### DATASET RECORDS

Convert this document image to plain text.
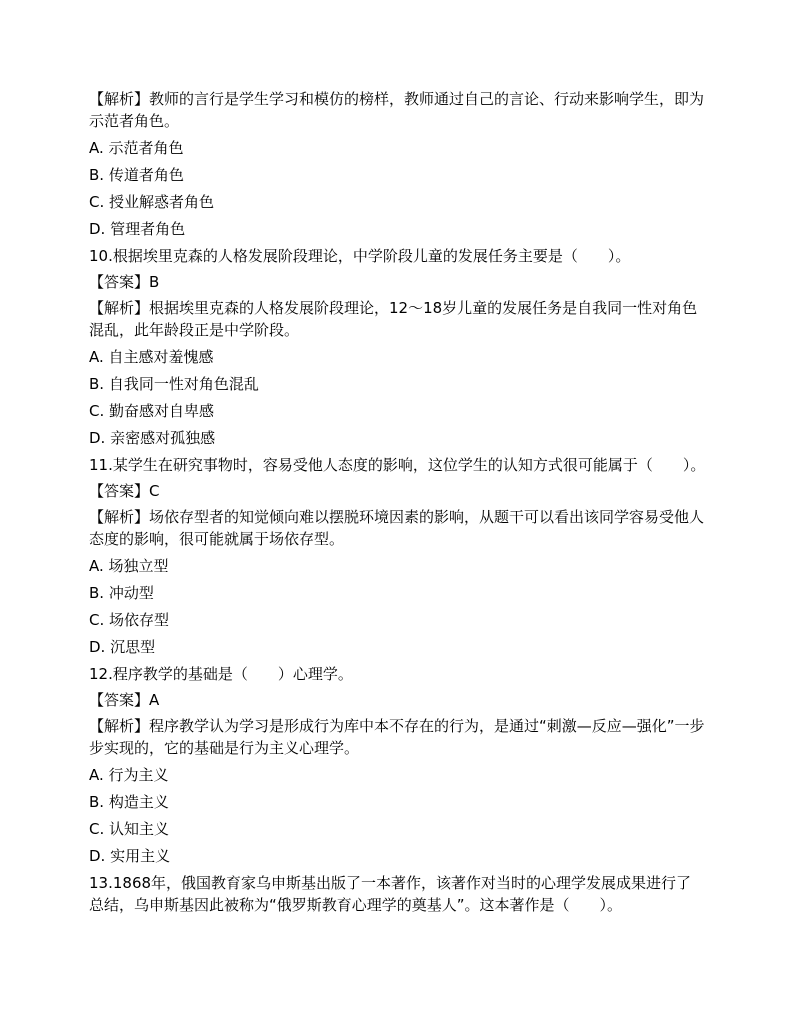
【解析】教师的言行是学生学习和模仿的榜样，教师通过自己的言论、行动来影响学生，即为示范者角色。

A. 示范者角色

B. 传道者角色

C. 授业解惑者角色

D. 管理者角色

10.根据埃里克森的人格发展阶段理论，中学阶段儿童的发展任务主要是（　　）。

【答案】B

【解析】根据埃里克森的人格发展阶段理论，12～18岁儿童的发展任务是自我同一性对角色混乱，此年龄段正是中学阶段。

A. 自主感对羞愧感

B. 自我同一性对角色混乱

C. 勤奋感对自卑感

D. 亲密感对孤独感

11.某学生在研究事物时，容易受他人态度的影响，这位学生的认知方式很可能属于（　　）。

【答案】C

【解析】场依存型者的知觉倾向难以摆脱环境因素的影响，从题干可以看出该同学容易受他人态度的影响，很可能就属于场依存型。

A. 场独立型

B. 冲动型

C. 场依存型

D. 沉思型

12.程序教学的基础是（　　）心理学。

【答案】A

【解析】程序教学认为学习是形成行为库中本不存在的行为，是通过“刺激—反应—强化”一步步实现的，它的基础是行为主义心理学。

A. 行为主义

B. 构造主义

C. 认知主义

D. 实用主义

13.1868年，俄国教育家乌申斯基出版了一本著作，该著作对当时的心理学发展成果进行了总结，乌申斯基因此被称为“俄罗斯教育心理学的奠基人”。这本著作是（　　）。
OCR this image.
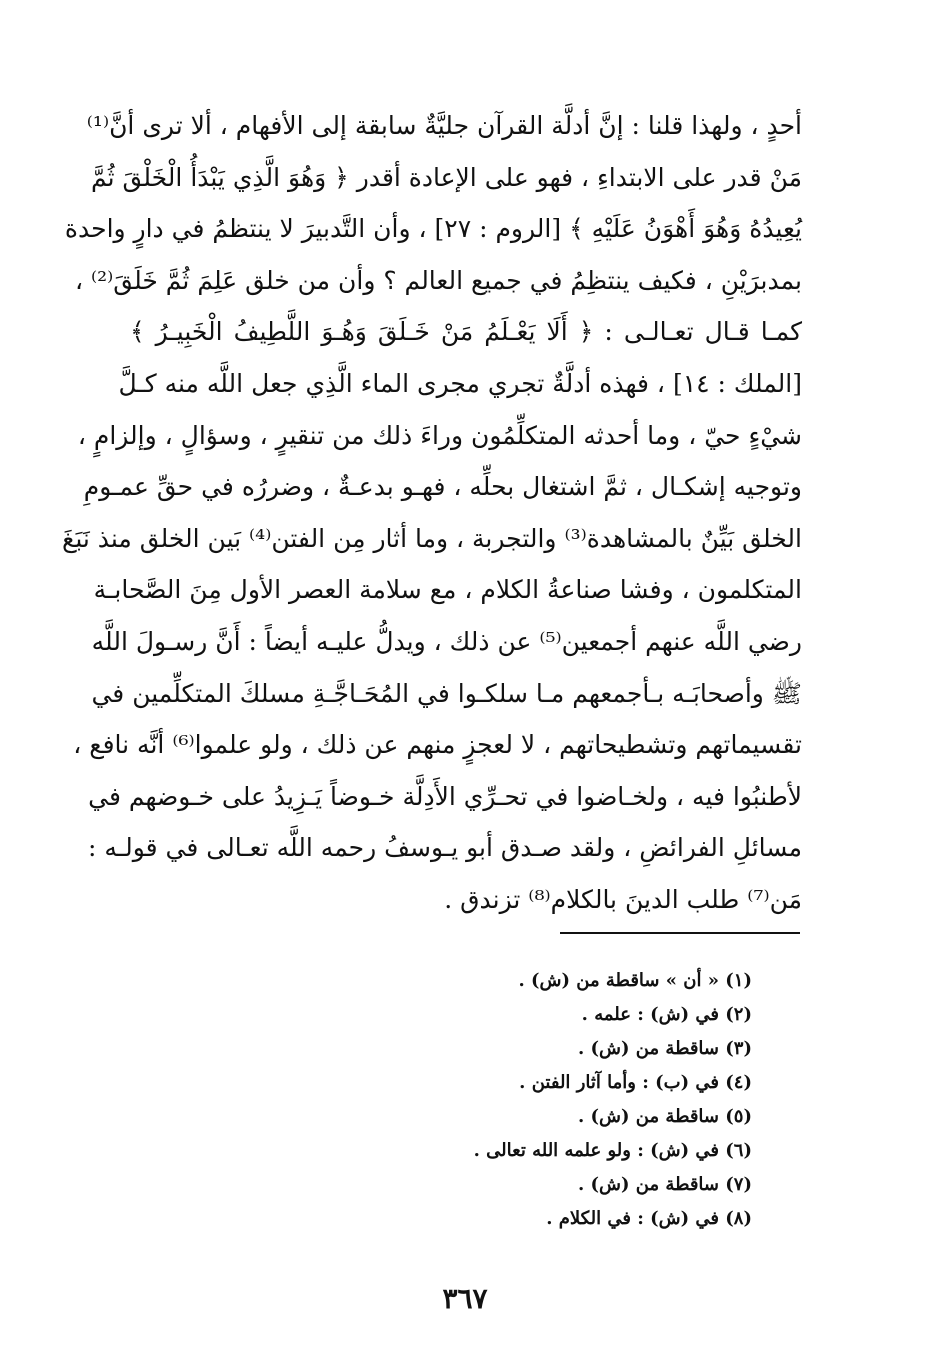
أحدٍ ، ولهذا قلنا : إنَّ أدلَّة القرآن جليَّةٌ سابقة إلى الأفهام ، ألا ترى أنَّ⁽¹⁾
مَنْ قدر على الابتداءِ ، فهو على الإعادة أقدر ﴿ وَهُوَ الَّذِي يَبْدَأُ الْخَلْقَ ثُمَّ
يُعِيدُهُ وَهُوَ أَهْوَنُ عَلَيْهِ ﴾ [الروم : ٢٧] ، وأن التَّدبيرَ لا ينتظمُ في دارٍ واحدة
بمدبرَيْنِ ، فكيف ينتظِمُ في جميع العالم ؟ وأن من خلق عَلِمَ ثُمَّ خَلَقَ⁽²⁾ ،
كمـا قـال تعـالـى : ﴿ أَلَا يَعْـلَمُ مَنْ خَـلَقَ وَهُـوَ اللَّطِيفُ الْخَبِيـرُ ﴾
[الملك : ١٤] ، فهذه أدلَّةٌ تجري مجرى الماء الَّذِي جعل اللَّه منه كـلَّ
شيْءٍ حيّ ، وما أحدثه المتكلِّمُون وراءَ ذلك من تنقيرٍ ، وسؤالٍ ، وإلزامٍ ،
وتوجيه إشكـال ، ثمَّ اشتغال بحلِّه ، فهـو بدعـةٌ ، وضررُه في حقِّ عمـومِ
الخلق بَيِّنٌ بالمشاهدة⁽³⁾ والتجربة ، وما أثار مِن الفتن⁽⁴⁾ بَين الخلق منذ نَبَغَ
المتكلمون ، وفشا صناعةُ الكلام ، مع سلامة العصر الأول مِنَ الصَّحابـة
رضي اللَّه عنهم أجمعين⁽⁵⁾ عن ذلك ، ويدلُّ عليـه أيضاً : أَنَّ رسـولَ اللَّه
ﷺ وأصحابَـه بـأجمعهم مـا سلكـوا في المُحَـاجَّـةِ مسلكَ المتكلِّمين في
تقسيماتهم وتشطيحاتهم ، لا لعجزٍ منهم عن ذلك ، ولو علموا⁽⁶⁾ أنَّه نافع ،
لأطنبُوا فيه ، ولخـاضوا في تحـرِّي الأَدِلَّة خـوضاً يَـزِيدُ على خـوضهم في
مسائلِ الفرائضِ ، ولقد صـدق أبو يـوسفُ رحمه اللَّه تعـالى في قولـه :
مَن⁽⁷⁾ طلب الدينَ بالكلام⁽⁸⁾ تزندق .
(١) « أن » ساقطة من (ش) .
(٢) في (ش) : علمه .
(٣) ساقطة من (ش) .
(٤) في (ب) : وأما آثار الفتن .
(٥) ساقطة من (ش) .
(٦) في (ش) : ولو علمه الله تعالى .
(٧) ساقطة من (ش) .
(٨) في (ش) : في الكلام .
٣٦٧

######

■ PROBLEM REQUIREMENTS: Everything from the line that contains "OCR this image." to the final line of the data is to be duplicated exactly, both ends included, except the pictures.

■ CORRECT ANSWER:
OCR this image.
أحدٍ ، ولهذا قلنا : إنَّ أدلَّة القرآن جليَّةٌ سابقة إلى الأفهام ، ألا ترى أنَّ⁽¹⁾
مَنْ قدر على الابتداءِ ، فهو على الإعادة أقدر ﴿ وَهُوَ الَّذِي يَبْدَأُ الْخَلْقَ ثُمَّ
يُعِيدُهُ وَهُوَ أَهْوَنُ عَلَيْهِ ﴾ [الروم : ٢٧] ، وأن التَّدبيرَ لا ينتظمُ في دارٍ واحدة
بمدبرَيْنِ ، فكيف ينتظِمُ في جميع العالم ؟ وأن من خلق عَلِمَ ثُمَّ خَلَقَ⁽²⁾ ،
كمـا قـال تعـالـى : ﴿ أَلَا يَعْـلَمُ مَنْ خَـلَقَ وَهُـوَ اللَّطِيفُ الْخَبِيـرُ ﴾
[الملك : ١٤] ، فهذه أدلَّةٌ تجري مجرى الماء الَّذِي جعل اللَّه منه كـلَّ
شيْءٍ حيّ ، وما أحدثه المتكلِّمُون وراءَ ذلك من تنقيرٍ ، وسؤالٍ ، وإلزامٍ ،
وتوجيه إشكـال ، ثمَّ اشتغال بحلِّه ، فهـو بدعـةٌ ، وضررُه في حقِّ عمـومِ
الخلق بَيِّنٌ بالمشاهدة⁽³⁾ والتجربة ، وما أثار مِن الفتن⁽⁴⁾ بَين الخلق منذ نَبَغَ
المتكلمون ، وفشا صناعةُ الكلام ، مع سلامة العصر الأول مِنَ الصَّحابـة
رضي اللَّه عنهم أجمعين⁽⁵⁾ عن ذلك ، ويدلُّ عليـه أيضاً : أَنَّ رسـولَ اللَّه
ﷺ وأصحابَـه بـأجمعهم مـا سلكـوا في المُحَـاجَّـةِ مسلكَ المتكلِّمين في
تقسيماتهم وتشطيحاتهم ، لا لعجزٍ منهم عن ذلك ، ولو علموا⁽⁶⁾ أنَّه نافع ،
لأطنبُوا فيه ، ولخـاضوا في تحـرِّي الأَدِلَّة خـوضاً يَـزِيدُ على خـوضهم في
مسائلِ الفرائضِ ، ولقد صـدق أبو يـوسفُ رحمه اللَّه تعـالى في قولـه :
مَن⁽⁷⁾ طلب الدينَ بالكلام⁽⁸⁾ تزندق .
(١) « أن » ساقطة من (ش) .
(٢) في (ش) : علمه .
(٣) ساقطة من (ش) .
(٤) في (ب) : وأما آثار الفتن .
(٥) ساقطة من (ش) .
(٦) في (ش) : ولو علمه الله تعالى .
(٧) ساقطة من (ش) .
(٨) في (ش) : في الكلام .
٣٦٧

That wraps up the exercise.